| Job |
Will you quote all of the entries, word for word?

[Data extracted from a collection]
※

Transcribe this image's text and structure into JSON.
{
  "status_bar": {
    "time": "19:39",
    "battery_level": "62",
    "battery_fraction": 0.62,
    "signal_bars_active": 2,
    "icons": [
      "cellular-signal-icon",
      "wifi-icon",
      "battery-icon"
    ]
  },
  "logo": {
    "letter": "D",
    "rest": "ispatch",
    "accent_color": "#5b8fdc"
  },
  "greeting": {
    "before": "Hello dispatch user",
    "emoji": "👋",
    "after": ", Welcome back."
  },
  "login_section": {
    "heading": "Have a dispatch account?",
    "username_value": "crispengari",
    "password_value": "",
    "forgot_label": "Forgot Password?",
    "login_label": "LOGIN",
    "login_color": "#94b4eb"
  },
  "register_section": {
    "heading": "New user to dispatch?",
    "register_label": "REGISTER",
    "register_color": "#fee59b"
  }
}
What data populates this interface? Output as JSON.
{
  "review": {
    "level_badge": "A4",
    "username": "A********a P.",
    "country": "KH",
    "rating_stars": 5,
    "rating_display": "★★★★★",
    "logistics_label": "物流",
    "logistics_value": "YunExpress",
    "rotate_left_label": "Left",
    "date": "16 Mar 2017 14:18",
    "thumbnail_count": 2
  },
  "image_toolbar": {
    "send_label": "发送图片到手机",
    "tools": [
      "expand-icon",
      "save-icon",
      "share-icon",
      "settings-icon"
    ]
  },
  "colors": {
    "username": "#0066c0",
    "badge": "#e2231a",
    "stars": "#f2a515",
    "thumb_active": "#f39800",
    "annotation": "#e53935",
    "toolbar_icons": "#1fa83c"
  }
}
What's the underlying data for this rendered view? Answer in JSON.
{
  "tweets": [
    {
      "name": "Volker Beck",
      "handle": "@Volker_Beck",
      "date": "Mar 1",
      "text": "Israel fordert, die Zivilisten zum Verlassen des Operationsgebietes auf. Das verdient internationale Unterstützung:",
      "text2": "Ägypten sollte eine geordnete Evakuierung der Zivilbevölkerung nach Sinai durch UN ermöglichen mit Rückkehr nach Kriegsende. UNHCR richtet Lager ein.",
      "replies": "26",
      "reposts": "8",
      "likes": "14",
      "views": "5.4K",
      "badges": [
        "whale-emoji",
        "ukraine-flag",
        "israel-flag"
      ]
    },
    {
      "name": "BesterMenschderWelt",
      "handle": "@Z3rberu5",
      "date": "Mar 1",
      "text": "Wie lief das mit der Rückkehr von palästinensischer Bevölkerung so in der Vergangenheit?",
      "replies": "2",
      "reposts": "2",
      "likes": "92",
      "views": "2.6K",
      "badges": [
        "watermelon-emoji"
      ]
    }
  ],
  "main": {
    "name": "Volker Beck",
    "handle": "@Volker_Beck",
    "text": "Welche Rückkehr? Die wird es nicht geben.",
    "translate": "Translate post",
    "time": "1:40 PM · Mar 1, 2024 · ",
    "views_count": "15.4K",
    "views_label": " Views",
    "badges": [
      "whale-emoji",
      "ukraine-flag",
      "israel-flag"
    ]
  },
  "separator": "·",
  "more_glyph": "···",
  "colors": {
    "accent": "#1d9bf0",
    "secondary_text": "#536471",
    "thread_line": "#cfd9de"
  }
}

※

| The response |
Transcribe this image's text and structure into JSON.
{
  "status_bar": {
    "time": "19:39",
    "battery_level": "62",
    "battery_fraction": 0.62,
    "signal_bars_active": 2,
    "icons": [
      "cellular-signal-icon",
      "wifi-icon",
      "battery-icon"
    ]
  },
  "logo": {
    "letter": "D",
    "rest": "ispatch",
    "accent_color": "#5b8fdc"
  },
  "greeting": {
    "before": "Hello dispatch user",
    "emoji": "👋",
    "after": ", Welcome back."
  },
  "login_section": {
    "heading": "Have a dispatch account?",
    "username_value": "crispengari",
    "password_value": "",
    "forgot_label": "Forgot Password?",
    "login_label": "LOGIN",
    "login_color": "#94b4eb"
  },
  "register_section": {
    "heading": "New user to dispatch?",
    "register_label": "REGISTER",
    "register_color": "#fee59b"
  }
}
What data populates this interface? Output as JSON.
{
  "review": {
    "level_badge": "A4",
    "username": "A********a P.",
    "country": "KH",
    "rating_stars": 5,
    "rating_display": "★★★★★",
    "logistics_label": "物流",
    "logistics_value": "YunExpress",
    "rotate_left_label": "Left",
    "date": "16 Mar 2017 14:18",
    "thumbnail_count": 2
  },
  "image_toolbar": {
    "send_label": "发送图片到手机",
    "tools": [
      "expand-icon",
      "save-icon",
      "share-icon",
      "settings-icon"
    ]
  },
  "colors": {
    "username": "#0066c0",
    "badge": "#e2231a",
    "stars": "#f2a515",
    "thumb_active": "#f39800",
    "annotation": "#e53935",
    "toolbar_icons": "#1fa83c"
  }
}
What's the underlying data for this rendered view? Answer in JSON.
{
  "tweets": [
    {
      "name": "Volker Beck",
      "handle": "@Volker_Beck",
      "date": "Mar 1",
      "text": "Israel fordert, die Zivilisten zum Verlassen des Operationsgebietes auf. Das verdient internationale Unterstützung:",
      "text2": "Ägypten sollte eine geordnete Evakuierung der Zivilbevölkerung nach Sinai durch UN ermöglichen mit Rückkehr nach Kriegsende. UNHCR richtet Lager ein.",
      "replies": "26",
      "reposts": "8",
      "likes": "14",
      "views": "5.4K",
      "badges": [
        "whale-emoji",
        "ukraine-flag",
        "israel-flag"
      ]
    },
    {
      "name": "BesterMenschderWelt",
      "handle": "@Z3rberu5",
      "date": "Mar 1",
      "text": "Wie lief das mit der Rückkehr von palästinensischer Bevölkerung so in der Vergangenheit?",
      "replies": "2",
      "reposts": "2",
      "likes": "92",
      "views": "2.6K",
      "badges": [
        "watermelon-emoji"
      ]
    }
  ],
  "main": {
    "name": "Volker Beck",
    "handle": "@Volker_Beck",
    "text": "Welche Rückkehr? Die wird es nicht geben.",
    "translate": "Translate post",
    "time": "1:40 PM · Mar 1, 2024 · ",
    "views_count": "15.4K",
    "views_label": " Views",
    "badges": [
      "whale-emoji",
      "ukraine-flag",
      "israel-flag"
    ]
  },
  "separator": "·",
  "more_glyph": "···",
  "colors": {
    "accent": "#1d9bf0",
    "secondary_text": "#536471",
    "thread_line": "#cfd9de"
  }
}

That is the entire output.